> Exercise prompt:
Find every line in the records that holds the string "JSON". Copy each one.

> Entries supplied:
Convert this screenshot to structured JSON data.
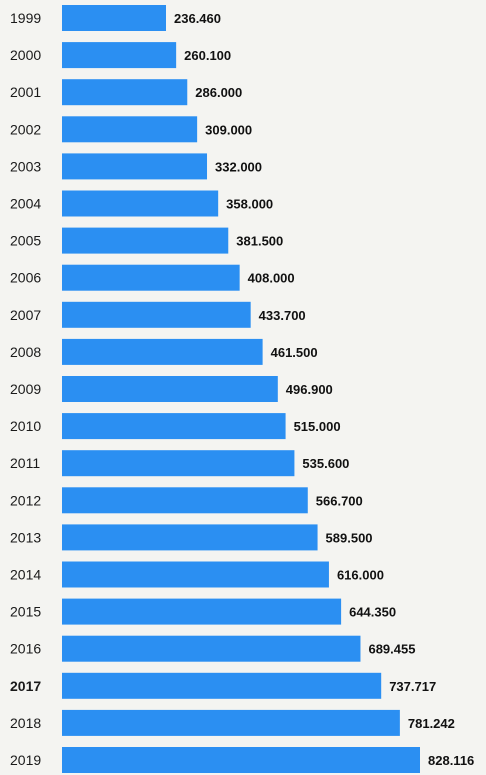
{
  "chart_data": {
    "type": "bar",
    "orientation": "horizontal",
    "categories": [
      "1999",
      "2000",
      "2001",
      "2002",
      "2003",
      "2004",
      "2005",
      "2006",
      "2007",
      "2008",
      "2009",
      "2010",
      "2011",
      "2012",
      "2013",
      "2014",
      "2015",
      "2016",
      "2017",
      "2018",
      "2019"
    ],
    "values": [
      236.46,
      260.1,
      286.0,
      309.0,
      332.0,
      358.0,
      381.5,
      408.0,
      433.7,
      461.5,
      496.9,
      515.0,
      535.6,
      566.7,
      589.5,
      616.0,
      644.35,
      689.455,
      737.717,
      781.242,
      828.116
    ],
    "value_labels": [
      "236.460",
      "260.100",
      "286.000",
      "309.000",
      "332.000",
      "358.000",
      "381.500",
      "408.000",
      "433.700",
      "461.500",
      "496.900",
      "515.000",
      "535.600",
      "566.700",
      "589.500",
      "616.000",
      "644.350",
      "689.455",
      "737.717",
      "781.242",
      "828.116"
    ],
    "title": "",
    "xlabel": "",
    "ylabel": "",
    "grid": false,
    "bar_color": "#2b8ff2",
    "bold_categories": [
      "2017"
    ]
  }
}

---

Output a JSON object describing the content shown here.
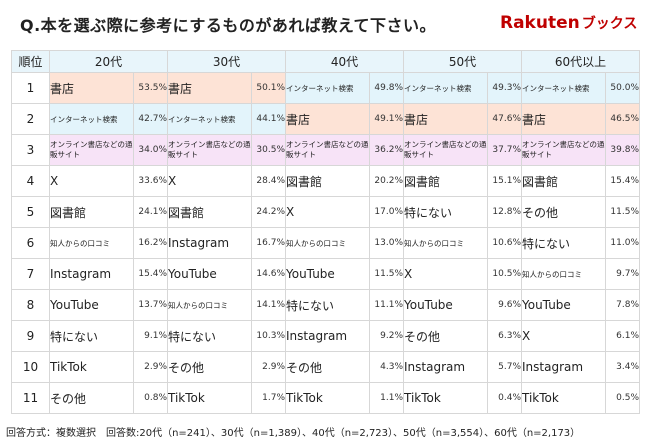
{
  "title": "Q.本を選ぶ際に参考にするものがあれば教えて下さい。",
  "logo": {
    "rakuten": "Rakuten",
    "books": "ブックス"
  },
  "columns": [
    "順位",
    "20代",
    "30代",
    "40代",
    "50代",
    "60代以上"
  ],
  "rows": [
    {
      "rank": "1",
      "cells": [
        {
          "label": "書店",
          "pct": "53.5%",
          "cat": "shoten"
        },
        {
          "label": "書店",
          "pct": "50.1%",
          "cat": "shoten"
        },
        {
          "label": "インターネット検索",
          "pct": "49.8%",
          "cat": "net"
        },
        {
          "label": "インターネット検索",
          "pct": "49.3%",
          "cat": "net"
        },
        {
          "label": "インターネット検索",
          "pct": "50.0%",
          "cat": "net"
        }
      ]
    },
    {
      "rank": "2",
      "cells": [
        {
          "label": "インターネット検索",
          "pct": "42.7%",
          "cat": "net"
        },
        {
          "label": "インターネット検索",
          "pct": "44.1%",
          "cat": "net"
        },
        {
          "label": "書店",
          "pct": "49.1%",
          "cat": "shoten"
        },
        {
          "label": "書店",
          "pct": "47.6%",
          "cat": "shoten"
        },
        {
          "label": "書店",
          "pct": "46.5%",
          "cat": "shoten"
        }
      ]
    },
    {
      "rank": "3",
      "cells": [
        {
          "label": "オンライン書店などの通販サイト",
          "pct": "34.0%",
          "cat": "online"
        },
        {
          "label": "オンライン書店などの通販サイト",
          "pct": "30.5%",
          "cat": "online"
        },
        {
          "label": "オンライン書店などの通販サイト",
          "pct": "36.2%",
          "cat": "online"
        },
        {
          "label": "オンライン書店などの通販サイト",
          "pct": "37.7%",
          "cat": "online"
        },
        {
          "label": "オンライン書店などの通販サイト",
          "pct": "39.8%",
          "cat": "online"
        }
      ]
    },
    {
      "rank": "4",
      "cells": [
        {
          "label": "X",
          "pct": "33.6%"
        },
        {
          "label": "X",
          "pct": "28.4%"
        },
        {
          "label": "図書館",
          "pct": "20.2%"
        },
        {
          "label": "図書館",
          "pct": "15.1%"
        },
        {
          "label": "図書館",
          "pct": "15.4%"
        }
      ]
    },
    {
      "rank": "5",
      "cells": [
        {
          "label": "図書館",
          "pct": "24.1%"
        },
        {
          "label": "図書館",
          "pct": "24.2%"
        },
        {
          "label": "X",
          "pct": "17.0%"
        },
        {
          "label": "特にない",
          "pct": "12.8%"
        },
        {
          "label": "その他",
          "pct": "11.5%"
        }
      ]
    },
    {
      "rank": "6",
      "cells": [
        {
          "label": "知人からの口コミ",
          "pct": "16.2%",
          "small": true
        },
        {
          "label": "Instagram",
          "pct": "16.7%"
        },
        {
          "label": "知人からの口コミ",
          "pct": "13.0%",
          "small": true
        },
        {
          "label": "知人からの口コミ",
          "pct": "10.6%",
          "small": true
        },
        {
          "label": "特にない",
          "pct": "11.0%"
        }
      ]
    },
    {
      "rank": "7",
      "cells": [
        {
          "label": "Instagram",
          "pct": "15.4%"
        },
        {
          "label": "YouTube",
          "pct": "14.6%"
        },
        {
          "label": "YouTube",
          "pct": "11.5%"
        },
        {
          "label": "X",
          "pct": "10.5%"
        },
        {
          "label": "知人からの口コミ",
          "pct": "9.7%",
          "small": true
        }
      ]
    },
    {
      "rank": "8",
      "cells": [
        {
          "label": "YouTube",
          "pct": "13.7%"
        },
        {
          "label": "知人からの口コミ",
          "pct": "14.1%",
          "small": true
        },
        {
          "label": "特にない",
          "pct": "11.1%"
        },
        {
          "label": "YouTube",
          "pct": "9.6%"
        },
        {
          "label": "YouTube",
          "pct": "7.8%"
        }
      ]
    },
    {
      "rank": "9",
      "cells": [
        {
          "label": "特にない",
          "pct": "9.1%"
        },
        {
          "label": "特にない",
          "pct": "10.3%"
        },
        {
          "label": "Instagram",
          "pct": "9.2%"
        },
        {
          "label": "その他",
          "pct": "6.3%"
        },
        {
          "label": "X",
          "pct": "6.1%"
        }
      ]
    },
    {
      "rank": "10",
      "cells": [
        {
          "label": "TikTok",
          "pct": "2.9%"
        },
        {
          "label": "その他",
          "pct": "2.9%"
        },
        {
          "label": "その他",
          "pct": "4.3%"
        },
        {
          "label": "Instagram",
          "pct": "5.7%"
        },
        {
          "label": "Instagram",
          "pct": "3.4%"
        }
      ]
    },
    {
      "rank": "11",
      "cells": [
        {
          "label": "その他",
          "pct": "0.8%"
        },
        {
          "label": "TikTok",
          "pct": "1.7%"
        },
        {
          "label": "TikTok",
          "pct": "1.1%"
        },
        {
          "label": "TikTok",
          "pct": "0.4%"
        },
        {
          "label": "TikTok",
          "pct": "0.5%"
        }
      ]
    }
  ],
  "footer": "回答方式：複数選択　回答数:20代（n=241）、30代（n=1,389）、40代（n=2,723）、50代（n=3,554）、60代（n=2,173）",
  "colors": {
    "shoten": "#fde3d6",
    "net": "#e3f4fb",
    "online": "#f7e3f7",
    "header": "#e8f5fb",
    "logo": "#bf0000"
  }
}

> Answer to this task:
Convert this screenshot to structured JSON data.
Output a JSON object describing the content shown here.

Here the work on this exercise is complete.